[Collected data]
_ _ _ _ _ _ _

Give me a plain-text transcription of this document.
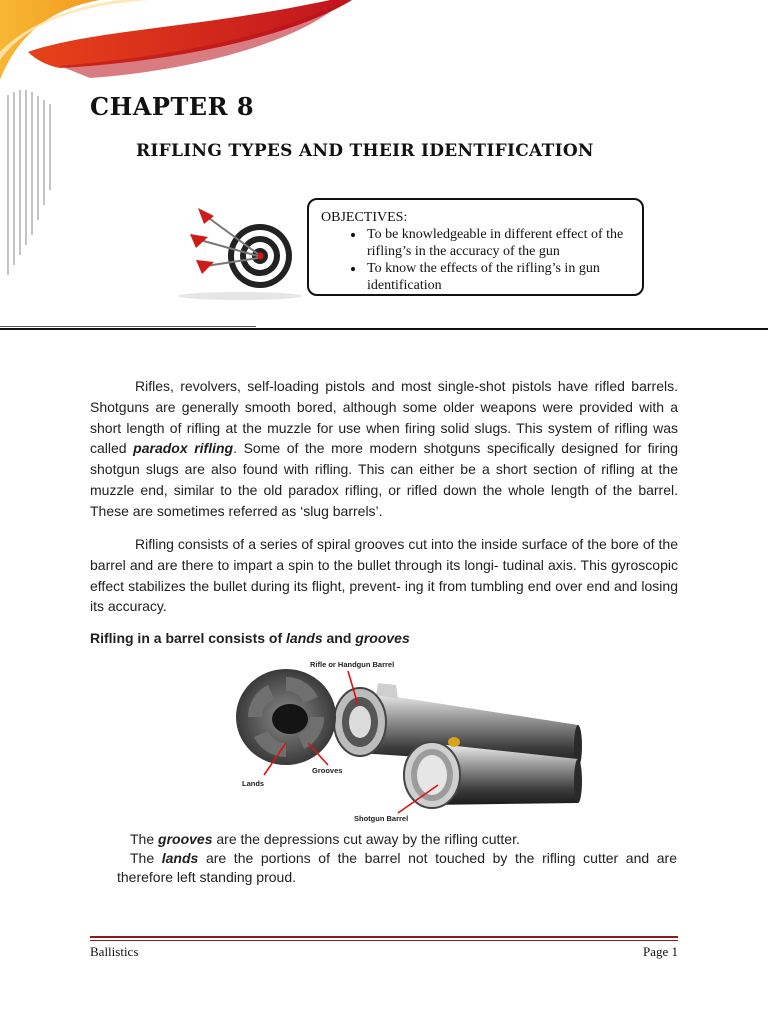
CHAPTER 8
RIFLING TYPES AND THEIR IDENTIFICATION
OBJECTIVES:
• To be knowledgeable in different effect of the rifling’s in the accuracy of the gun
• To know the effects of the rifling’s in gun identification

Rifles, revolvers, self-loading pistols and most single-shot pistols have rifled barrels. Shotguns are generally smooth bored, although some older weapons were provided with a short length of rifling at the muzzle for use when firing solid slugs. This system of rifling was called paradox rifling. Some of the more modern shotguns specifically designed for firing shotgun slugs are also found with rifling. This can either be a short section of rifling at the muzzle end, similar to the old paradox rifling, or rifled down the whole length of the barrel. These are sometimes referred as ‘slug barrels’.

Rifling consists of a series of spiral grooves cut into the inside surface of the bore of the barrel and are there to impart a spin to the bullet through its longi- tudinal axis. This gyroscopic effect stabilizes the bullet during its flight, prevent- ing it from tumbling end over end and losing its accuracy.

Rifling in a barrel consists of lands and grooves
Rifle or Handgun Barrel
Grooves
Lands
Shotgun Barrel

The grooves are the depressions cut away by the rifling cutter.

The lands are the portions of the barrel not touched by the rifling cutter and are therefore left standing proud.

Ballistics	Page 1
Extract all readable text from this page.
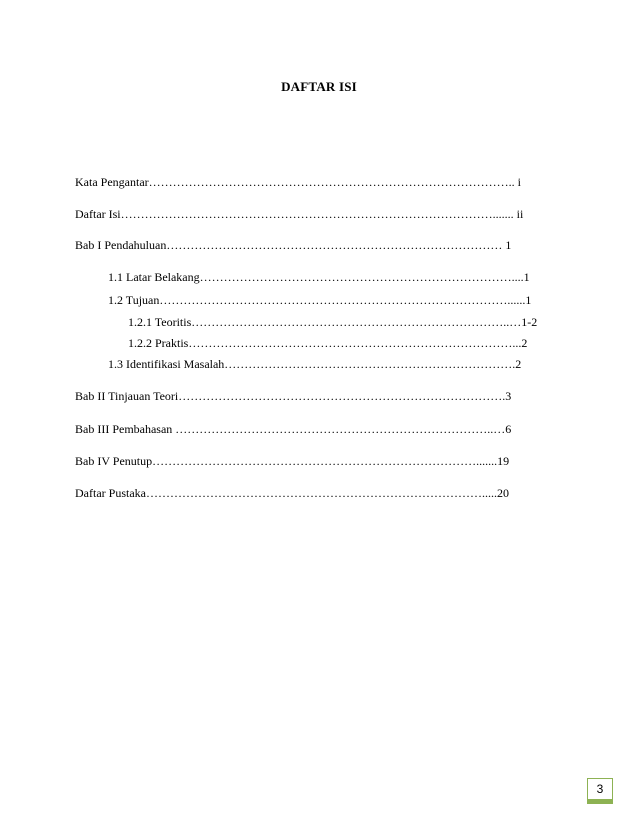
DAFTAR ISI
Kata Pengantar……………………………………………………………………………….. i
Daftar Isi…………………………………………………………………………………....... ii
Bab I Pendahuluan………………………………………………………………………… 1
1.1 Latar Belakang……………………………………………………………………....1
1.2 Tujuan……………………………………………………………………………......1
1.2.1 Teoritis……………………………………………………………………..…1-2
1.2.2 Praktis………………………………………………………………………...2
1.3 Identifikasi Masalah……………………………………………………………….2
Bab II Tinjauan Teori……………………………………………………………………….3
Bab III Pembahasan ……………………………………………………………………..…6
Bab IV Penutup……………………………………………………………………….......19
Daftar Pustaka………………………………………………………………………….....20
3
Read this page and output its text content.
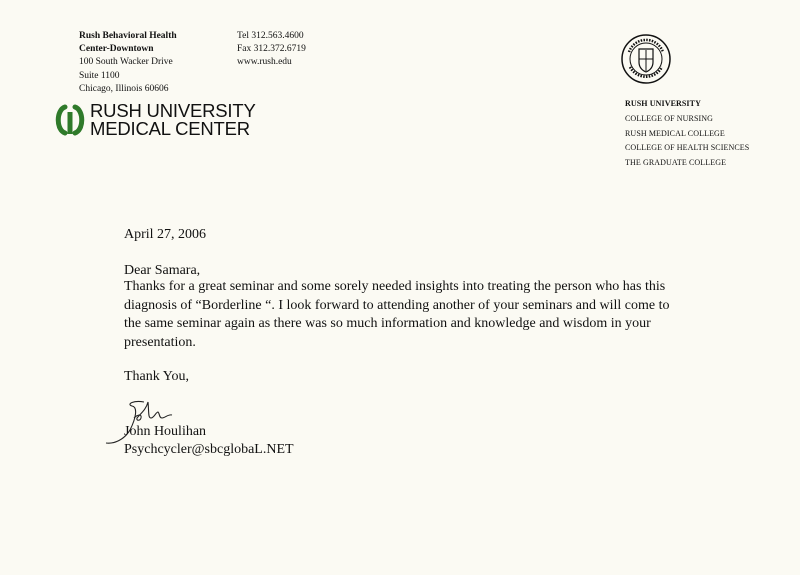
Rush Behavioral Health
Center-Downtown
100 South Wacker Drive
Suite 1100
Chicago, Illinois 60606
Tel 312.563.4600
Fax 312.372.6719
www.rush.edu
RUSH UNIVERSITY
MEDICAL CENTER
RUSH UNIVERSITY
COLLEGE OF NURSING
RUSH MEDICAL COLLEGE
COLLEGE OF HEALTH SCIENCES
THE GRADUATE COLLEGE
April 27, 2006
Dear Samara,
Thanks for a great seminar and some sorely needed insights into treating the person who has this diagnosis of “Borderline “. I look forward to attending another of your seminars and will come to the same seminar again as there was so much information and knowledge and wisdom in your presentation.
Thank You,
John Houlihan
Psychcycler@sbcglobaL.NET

_ _ _ _ _ _ _

Goal of the exercise: In the copy, include no pictures; restate the listing above exactly.

Answer for the task:
Give me a plain-text transcription of this document.
CHAPTER 8
RIFLING TYPES AND THEIR IDENTIFICATION
OBJECTIVES:
• To be knowledgeable in different effect of the rifling’s in the accuracy of the gun
• To know the effects of the rifling’s in gun identification

Rifles, revolvers, self-loading pistols and most single-shot pistols have rifled barrels. Shotguns are generally smooth bored, although some older weapons were provided with a short length of rifling at the muzzle for use when firing solid slugs. This system of rifling was called paradox rifling. Some of the more modern shotguns specifically designed for firing shotgun slugs are also found with rifling. This can either be a short section of rifling at the muzzle end, similar to the old paradox rifling, or rifled down the whole length of the barrel. These are sometimes referred as ‘slug barrels’.

Rifling consists of a series of spiral grooves cut into the inside surface of the bore of the barrel and are there to impart a spin to the bullet through its longi- tudinal axis. This gyroscopic effect stabilizes the bullet during its flight, prevent- ing it from tumbling end over end and losing its accuracy.

Rifling in a barrel consists of lands and grooves
Rifle or Handgun Barrel
Grooves
Lands
Shotgun Barrel

The grooves are the depressions cut away by the rifling cutter.

The lands are the portions of the barrel not touched by the rifling cutter and are therefore left standing proud.

Ballistics	Page 1
Extract all readable text from this page.
DAFTAR ISI
Kata Pengantar……………………………………………………………………………….. i
Daftar Isi…………………………………………………………………………………....... ii
Bab I Pendahuluan………………………………………………………………………… 1
1.1 Latar Belakang……………………………………………………………………....1
1.2 Tujuan……………………………………………………………………………......1
1.2.1 Teoritis……………………………………………………………………..…1-2
1.2.2 Praktis………………………………………………………………………...2
1.3 Identifikasi Masalah……………………………………………………………….2
Bab II Tinjauan Teori……………………………………………………………………….3
Bab III Pembahasan ……………………………………………………………………..…6
Bab IV Penutup……………………………………………………………………….......19
Daftar Pustaka………………………………………………………………………….....20
3
Read this page and output its text content.
Rush Behavioral Health
Center-Downtown
100 South Wacker Drive
Suite 1100
Chicago, Illinois 60606
Tel 312.563.4600
Fax 312.372.6719
www.rush.edu
RUSH UNIVERSITY
MEDICAL CENTER
RUSH UNIVERSITY
COLLEGE OF NURSING
RUSH MEDICAL COLLEGE
COLLEGE OF HEALTH SCIENCES
THE GRADUATE COLLEGE
April 27, 2006
Dear Samara,
Thanks for a great seminar and some sorely needed insights into treating the person who has this diagnosis of “Borderline “. I look forward to attending another of your seminars and will come to the same seminar again as there was so much information and knowledge and wisdom in your presentation.
Thank You,
John Houlihan
Psychcycler@sbcglobaL.NET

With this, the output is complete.